Task to carry out
Transcribe every line exactly and omit anything that is a picture.

Records supplied
--- Begin ---

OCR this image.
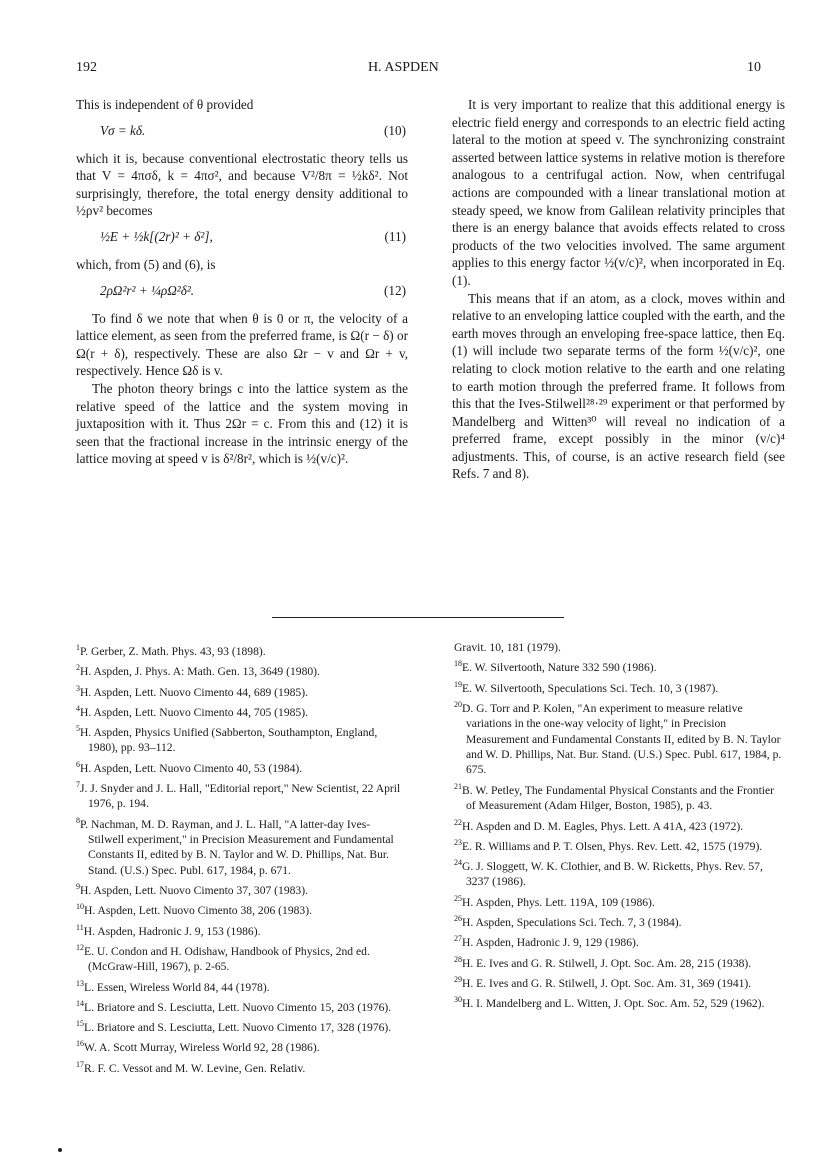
192	H. ASPDEN	10

This is independent of θ provided

Vσ = kδ.	(10)

which it is, because conventional electrostatic theory tells us that V = 4πσδ, k = 4πσ², and because V²/8π = ½kδ². Not surprisingly, therefore, the total energy density additional to ½ρv² becomes

½E + ½k[(2r)² + δ²],	(11)

which, from (5) and (6), is

2ρΩ²r² + ¼ρΩ²δ².	(12)

To find δ we note that when θ is 0 or π, the velocity of a lattice element, as seen from the preferred frame, is Ω(r − δ) or Ω(r + δ), respectively. These are also Ωr − v and Ωr + v, respectively. Hence Ωδ is v.

The photon theory brings c into the lattice system as the relative speed of the lattice and the system moving in juxtaposition with it. Thus 2Ωr = c. From this and (12) it is seen that the fractional increase in the intrinsic energy of the lattice moving at speed v is δ²/8r², which is ½(v/c)².

It is very important to realize that this additional energy is electric field energy and corresponds to an electric field acting lateral to the motion at speed v. The synchronizing constraint asserted between lattice systems in relative motion is therefore analogous to a centrifugal action. Now, when centrifugal actions are compounded with a linear translational motion at steady speed, we know from Galilean relativity principles that there is an energy balance that avoids effects related to cross products of the two velocities involved. The same argument applies to this energy factor ½(v/c)², when incorporated in Eq. (1).

This means that if an atom, as a clock, moves within and relative to an enveloping lattice coupled with the earth, and the earth moves through an enveloping free-space lattice, then Eq. (1) will include two separate terms of the form ½(v/c)², one relating to clock motion relative to the earth and one relating to earth motion through the preferred frame. It follows from this that the Ives-Stilwell²⁸·²⁹ experiment or that performed by Mandelberg and Witten³⁰ will reveal no indication of a preferred frame, except possibly in the minor (v/c)⁴ adjustments. This, of course, is an active research field (see Refs. 7 and 8).

$^1$P. Gerber, Z. Math. Phys. 43, 93 (1898).
$^2$H. Aspden, J. Phys. A: Math. Gen. 13, 3649 (1980).
$^3$H. Aspden, Lett. Nuovo Cimento 44, 689 (1985).
$^4$H. Aspden, Lett. Nuovo Cimento 44, 705 (1985).
$^5$H. Aspden, Physics Unified (Sabberton, Southampton, England, 1980), pp. 93–112.
$^6$H. Aspden, Lett. Nuovo Cimento 40, 53 (1984).
$^7$J. J. Snyder and J. L. Hall, "Editorial report," New Scientist, 22 April 1976, p. 194.
$^8$P. Nachman, M. D. Rayman, and J. L. Hall, "A latter-day Ives-Stilwell experiment," in Precision Measurement and Fundamental Constants II, edited by B. N. Taylor and W. D. Phillips, Nat. Bur. Stand. (U.S.) Spec. Publ. 617, 1984, p. 671.
$^9$H. Aspden, Lett. Nuovo Cimento 37, 307 (1983).
$^{10}$H. Aspden, Lett. Nuovo Cimento 38, 206 (1983).
$^{11}$H. Aspden, Hadronic J. 9, 153 (1986).
$^{12}$E. U. Condon and H. Odishaw, Handbook of Physics, 2nd ed. (McGraw-Hill, 1967), p. 2-65.
$^{13}$L. Essen, Wireless World 84, 44 (1978).
$^{14}$L. Briatore and S. Lesciutta, Lett. Nuovo Cimento 15, 203 (1976).
$^{15}$L. Briatore and S. Lesciutta, Lett. Nuovo Cimento 17, 328 (1976).
$^{16}$W. A. Scott Murray, Wireless World 92, 28 (1986).
$^{17}$R. F. C. Vessot and M. W. Levine, Gen. Relativ.
Gravit. 10, 181 (1979).
$^{18}$E. W. Silvertooth, Nature 332 590 (1986).
$^{19}$E. W. Silvertooth, Speculations Sci. Tech. 10, 3 (1987).
$^{20}$D. G. Torr and P. Kolen, "An experiment to measure relative variations in the one-way velocity of light," in Precision Measurement and Fundamental Constants II, edited by B. N. Taylor and W. D. Phillips, Nat. Bur. Stand. (U.S.) Spec. Publ. 617, 1984, p. 675.
$^{21}$B. W. Petley, The Fundamental Physical Constants and the Frontier of Measurement (Adam Hilger, Boston, 1985), p. 43.
$^{22}$H. Aspden and D. M. Eagles, Phys. Lett. A 41A, 423 (1972).
$^{23}$E. R. Williams and P. T. Olsen, Phys. Rev. Lett. 42, 1575 (1979).
$^{24}$G. J. Sloggett, W. K. Clothier, and B. W. Ricketts, Phys. Rev. 57, 3237 (1986).
$^{25}$H. Aspden, Phys. Lett. 119A, 109 (1986).
$^{26}$H. Aspden, Speculations Sci. Tech. 7, 3 (1984).
$^{27}$H. Aspden, Hadronic J. 9, 129 (1986).
$^{28}$H. E. Ives and G. R. Stilwell, J. Opt. Soc. Am. 28, 215 (1938).
$^{29}$H. E. Ives and G. R. Stilwell, J. Opt. Soc. Am. 31, 369 (1941).
$^{30}$H. I. Mandelberg and L. Witten, J. Opt. Soc. Am. 52, 529 (1962).
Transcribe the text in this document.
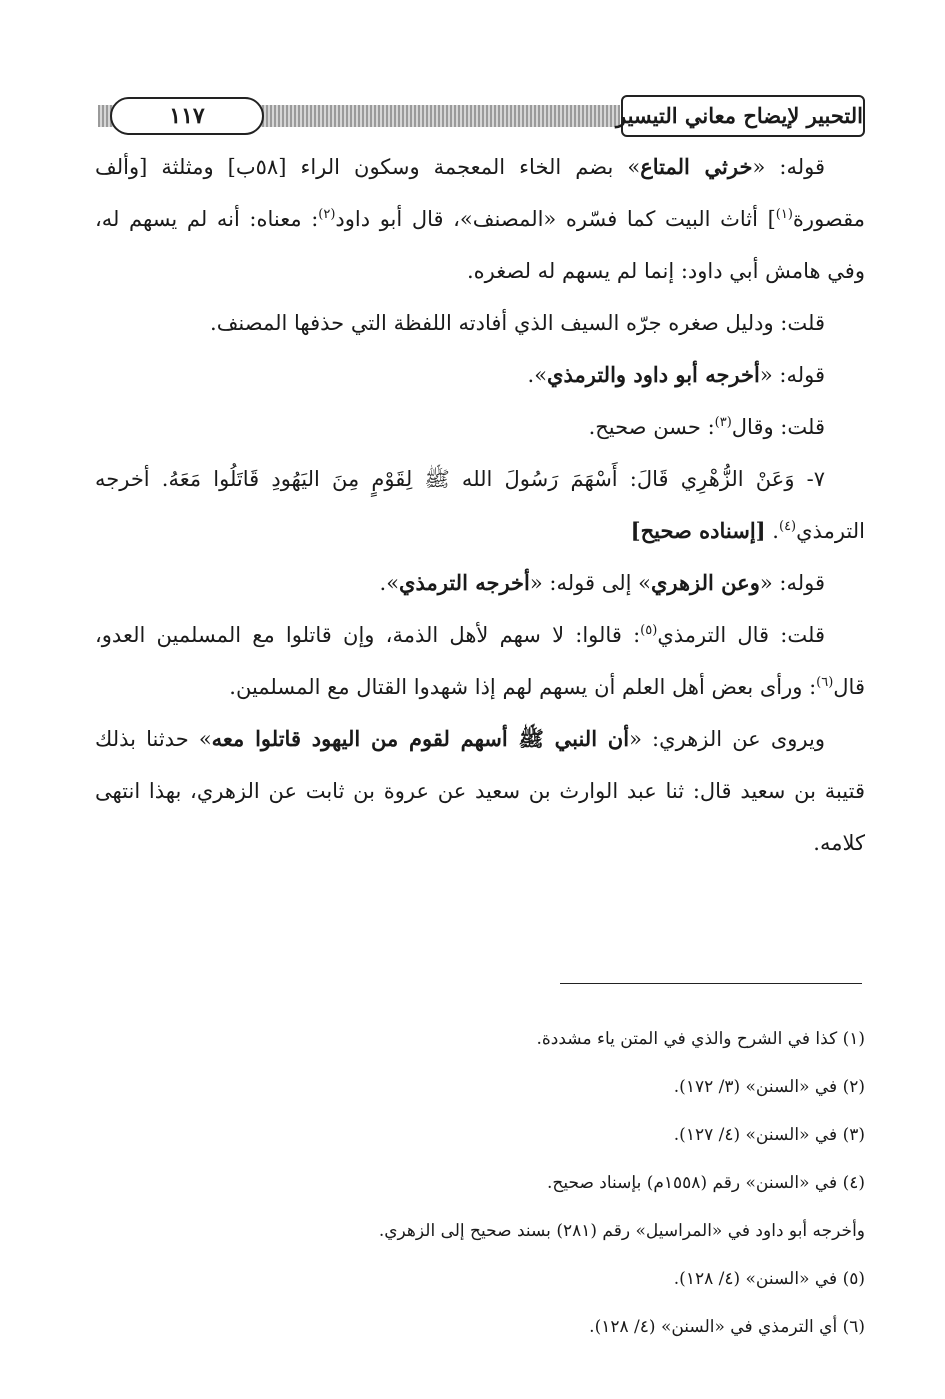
١١٧	التحبير لإيضاح معاني التيسير

قوله: «خرثي المتاع» بضم الخاء المعجمة وسكون الراء [٥٨ب] ومثلثة [وألف مقصورة$^{(١)}$] أثاث البيت كما فسّره «المصنف»، قال أبو داود$^{(٢)}$: معناه: أنه لم يسهم له، وفي هامش أبي داود: إنما لم يسهم له لصغره.

قلت: ودليل صغره جرّه السيف الذي أفادته اللفظة التي حذفها المصنف.

قوله: «أخرجه أبو داود والترمذي».

قلت: وقال$^{(٣)}$: حسن صحيح.

٧- وَعَنْ الزُّهْرِي قَالَ: أَسْهَمَ رَسُولَ الله ﷺ لِقَوْمٍ مِنَ اليَهُودِ قَاتَلُوا مَعَهُ. أخرجه الترمذي$^{(٤)}$. [إسناده صحيح]

قوله: «وعن الزهري» إلى قوله: «أخرجه الترمذي».

قلت: قال الترمذي$^{(٥)}$: قالوا: لا سهم لأهل الذمة، وإن قاتلوا مع المسلمين العدو، قال$^{(٦)}$: ورأى بعض أهل العلم أن يسهم لهم إذا شهدوا القتال مع المسلمين.

ويروى عن الزهري: «أن النبي ﷺ أسهم لقوم من اليهود قاتلوا معه» حدثنا بذلك قتيبة بن سعيد قال: ثنا عبد الوارث بن سعيد عن عروة بن ثابت عن الزهري، بهذا انتهى كلامه.

(١) كذا في الشرح والذي في المتن ياء مشددة.

(٢) في «السنن» (٣/ ١٧٢).

(٣) في «السنن» (٤/ ١٢٧).

(٤) في «السنن» رقم (١٥٥٨م) بإسناد صحيح.

وأخرجه أبو داود في «المراسيل» رقم (٢٨١) بسند صحيح إلى الزهري.

(٥) في «السنن» (٤/ ١٢٨).

(٦) أي الترمذي في «السنن» (٤/ ١٢٨).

--- End ---

Full answer
OCR this image.
192	H. ASPDEN	10

This is independent of θ provided

Vσ = kδ.	(10)

which it is, because conventional electrostatic theory tells us that V = 4πσδ, k = 4πσ², and because V²/8π = ½kδ². Not surprisingly, therefore, the total energy density additional to ½ρv² becomes

½E + ½k[(2r)² + δ²],	(11)

which, from (5) and (6), is

2ρΩ²r² + ¼ρΩ²δ².	(12)

To find δ we note that when θ is 0 or π, the velocity of a lattice element, as seen from the preferred frame, is Ω(r − δ) or Ω(r + δ), respectively. These are also Ωr − v and Ωr + v, respectively. Hence Ωδ is v.

The photon theory brings c into the lattice system as the relative speed of the lattice and the system moving in juxtaposition with it. Thus 2Ωr = c. From this and (12) it is seen that the fractional increase in the intrinsic energy of the lattice moving at speed v is δ²/8r², which is ½(v/c)².

It is very important to realize that this additional energy is electric field energy and corresponds to an electric field acting lateral to the motion at speed v. The synchronizing constraint asserted between lattice systems in relative motion is therefore analogous to a centrifugal action. Now, when centrifugal actions are compounded with a linear translational motion at steady speed, we know from Galilean relativity principles that there is an energy balance that avoids effects related to cross products of the two velocities involved. The same argument applies to this energy factor ½(v/c)², when incorporated in Eq. (1).

This means that if an atom, as a clock, moves within and relative to an enveloping lattice coupled with the earth, and the earth moves through an enveloping free-space lattice, then Eq. (1) will include two separate terms of the form ½(v/c)², one relating to clock motion relative to the earth and one relating to earth motion through the preferred frame. It follows from this that the Ives-Stilwell²⁸·²⁹ experiment or that performed by Mandelberg and Witten³⁰ will reveal no indication of a preferred frame, except possibly in the minor (v/c)⁴ adjustments. This, of course, is an active research field (see Refs. 7 and 8).

$^1$P. Gerber, Z. Math. Phys. 43, 93 (1898).
$^2$H. Aspden, J. Phys. A: Math. Gen. 13, 3649 (1980).
$^3$H. Aspden, Lett. Nuovo Cimento 44, 689 (1985).
$^4$H. Aspden, Lett. Nuovo Cimento 44, 705 (1985).
$^5$H. Aspden, Physics Unified (Sabberton, Southampton, England, 1980), pp. 93–112.
$^6$H. Aspden, Lett. Nuovo Cimento 40, 53 (1984).
$^7$J. J. Snyder and J. L. Hall, "Editorial report," New Scientist, 22 April 1976, p. 194.
$^8$P. Nachman, M. D. Rayman, and J. L. Hall, "A latter-day Ives-Stilwell experiment," in Precision Measurement and Fundamental Constants II, edited by B. N. Taylor and W. D. Phillips, Nat. Bur. Stand. (U.S.) Spec. Publ. 617, 1984, p. 671.
$^9$H. Aspden, Lett. Nuovo Cimento 37, 307 (1983).
$^{10}$H. Aspden, Lett. Nuovo Cimento 38, 206 (1983).
$^{11}$H. Aspden, Hadronic J. 9, 153 (1986).
$^{12}$E. U. Condon and H. Odishaw, Handbook of Physics, 2nd ed. (McGraw-Hill, 1967), p. 2-65.
$^{13}$L. Essen, Wireless World 84, 44 (1978).
$^{14}$L. Briatore and S. Lesciutta, Lett. Nuovo Cimento 15, 203 (1976).
$^{15}$L. Briatore and S. Lesciutta, Lett. Nuovo Cimento 17, 328 (1976).
$^{16}$W. A. Scott Murray, Wireless World 92, 28 (1986).
$^{17}$R. F. C. Vessot and M. W. Levine, Gen. Relativ.
Gravit. 10, 181 (1979).
$^{18}$E. W. Silvertooth, Nature 332 590 (1986).
$^{19}$E. W. Silvertooth, Speculations Sci. Tech. 10, 3 (1987).
$^{20}$D. G. Torr and P. Kolen, "An experiment to measure relative variations in the one-way velocity of light," in Precision Measurement and Fundamental Constants II, edited by B. N. Taylor and W. D. Phillips, Nat. Bur. Stand. (U.S.) Spec. Publ. 617, 1984, p. 675.
$^{21}$B. W. Petley, The Fundamental Physical Constants and the Frontier of Measurement (Adam Hilger, Boston, 1985), p. 43.
$^{22}$H. Aspden and D. M. Eagles, Phys. Lett. A 41A, 423 (1972).
$^{23}$E. R. Williams and P. T. Olsen, Phys. Rev. Lett. 42, 1575 (1979).
$^{24}$G. J. Sloggett, W. K. Clothier, and B. W. Ricketts, Phys. Rev. 57, 3237 (1986).
$^{25}$H. Aspden, Phys. Lett. 119A, 109 (1986).
$^{26}$H. Aspden, Speculations Sci. Tech. 7, 3 (1984).
$^{27}$H. Aspden, Hadronic J. 9, 129 (1986).
$^{28}$H. E. Ives and G. R. Stilwell, J. Opt. Soc. Am. 28, 215 (1938).
$^{29}$H. E. Ives and G. R. Stilwell, J. Opt. Soc. Am. 31, 369 (1941).
$^{30}$H. I. Mandelberg and L. Witten, J. Opt. Soc. Am. 52, 529 (1962).
Transcribe the text in this document.
١١٧	التحبير لإيضاح معاني التيسير

قوله: «خرثي المتاع» بضم الخاء المعجمة وسكون الراء [٥٨ب] ومثلثة [وألف مقصورة$^{(١)}$] أثاث البيت كما فسّره «المصنف»، قال أبو داود$^{(٢)}$: معناه: أنه لم يسهم له، وفي هامش أبي داود: إنما لم يسهم له لصغره.

قلت: ودليل صغره جرّه السيف الذي أفادته اللفظة التي حذفها المصنف.

قوله: «أخرجه أبو داود والترمذي».

قلت: وقال$^{(٣)}$: حسن صحيح.

٧- وَعَنْ الزُّهْرِي قَالَ: أَسْهَمَ رَسُولَ الله ﷺ لِقَوْمٍ مِنَ اليَهُودِ قَاتَلُوا مَعَهُ. أخرجه الترمذي$^{(٤)}$. [إسناده صحيح]

قوله: «وعن الزهري» إلى قوله: «أخرجه الترمذي».

قلت: قال الترمذي$^{(٥)}$: قالوا: لا سهم لأهل الذمة، وإن قاتلوا مع المسلمين العدو، قال$^{(٦)}$: ورأى بعض أهل العلم أن يسهم لهم إذا شهدوا القتال مع المسلمين.

ويروى عن الزهري: «أن النبي ﷺ أسهم لقوم من اليهود قاتلوا معه» حدثنا بذلك قتيبة بن سعيد قال: ثنا عبد الوارث بن سعيد عن عروة بن ثابت عن الزهري، بهذا انتهى كلامه.

(١) كذا في الشرح والذي في المتن ياء مشددة.

(٢) في «السنن» (٣/ ١٧٢).

(٣) في «السنن» (٤/ ١٢٧).

(٤) في «السنن» رقم (١٥٥٨م) بإسناد صحيح.

وأخرجه أبو داود في «المراسيل» رقم (٢٨١) بسند صحيح إلى الزهري.

(٥) في «السنن» (٤/ ١٢٨).

(٦) أي الترمذي في «السنن» (٤/ ١٢٨).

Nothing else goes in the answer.